**Work instructions**
Return the whole listing, keeping every character the same.

**Provided records**
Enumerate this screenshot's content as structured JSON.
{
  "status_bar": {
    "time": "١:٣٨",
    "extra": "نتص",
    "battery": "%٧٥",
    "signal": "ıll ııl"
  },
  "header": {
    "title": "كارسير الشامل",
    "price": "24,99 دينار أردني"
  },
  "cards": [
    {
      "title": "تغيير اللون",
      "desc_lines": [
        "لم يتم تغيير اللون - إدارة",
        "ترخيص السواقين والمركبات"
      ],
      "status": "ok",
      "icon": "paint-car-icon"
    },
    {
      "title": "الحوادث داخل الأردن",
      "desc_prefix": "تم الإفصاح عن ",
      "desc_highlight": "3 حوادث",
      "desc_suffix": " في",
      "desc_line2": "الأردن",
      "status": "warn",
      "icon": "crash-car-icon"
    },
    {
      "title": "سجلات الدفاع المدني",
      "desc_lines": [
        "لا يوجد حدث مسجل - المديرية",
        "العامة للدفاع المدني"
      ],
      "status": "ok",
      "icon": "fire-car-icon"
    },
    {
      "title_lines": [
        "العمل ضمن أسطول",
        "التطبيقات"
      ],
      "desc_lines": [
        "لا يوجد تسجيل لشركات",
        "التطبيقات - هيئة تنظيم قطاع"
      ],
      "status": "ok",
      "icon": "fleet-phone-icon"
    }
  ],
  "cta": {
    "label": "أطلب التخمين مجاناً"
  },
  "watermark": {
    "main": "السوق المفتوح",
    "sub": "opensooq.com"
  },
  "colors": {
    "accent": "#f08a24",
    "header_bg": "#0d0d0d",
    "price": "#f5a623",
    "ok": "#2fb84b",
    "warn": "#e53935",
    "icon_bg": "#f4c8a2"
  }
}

**Expected answer**
Enumerate this screenshot's content as structured JSON.
{
  "status_bar": {
    "time": "١:٣٨",
    "extra": "نتص",
    "battery": "%٧٥",
    "signal": "ıll ııl"
  },
  "header": {
    "title": "كارسير الشامل",
    "price": "24,99 دينار أردني"
  },
  "cards": [
    {
      "title": "تغيير اللون",
      "desc_lines": [
        "لم يتم تغيير اللون - إدارة",
        "ترخيص السواقين والمركبات"
      ],
      "status": "ok",
      "icon": "paint-car-icon"
    },
    {
      "title": "الحوادث داخل الأردن",
      "desc_prefix": "تم الإفصاح عن ",
      "desc_highlight": "3 حوادث",
      "desc_suffix": " في",
      "desc_line2": "الأردن",
      "status": "warn",
      "icon": "crash-car-icon"
    },
    {
      "title": "سجلات الدفاع المدني",
      "desc_lines": [
        "لا يوجد حدث مسجل - المديرية",
        "العامة للدفاع المدني"
      ],
      "status": "ok",
      "icon": "fire-car-icon"
    },
    {
      "title_lines": [
        "العمل ضمن أسطول",
        "التطبيقات"
      ],
      "desc_lines": [
        "لا يوجد تسجيل لشركات",
        "التطبيقات - هيئة تنظيم قطاع"
      ],
      "status": "ok",
      "icon": "fleet-phone-icon"
    }
  ],
  "cta": {
    "label": "أطلب التخمين مجاناً"
  },
  "watermark": {
    "main": "السوق المفتوح",
    "sub": "opensooq.com"
  },
  "colors": {
    "accent": "#f08a24",
    "header_bg": "#0d0d0d",
    "price": "#f5a623",
    "ok": "#2fb84b",
    "warn": "#e53935",
    "icon_bg": "#f4c8a2"
  }
}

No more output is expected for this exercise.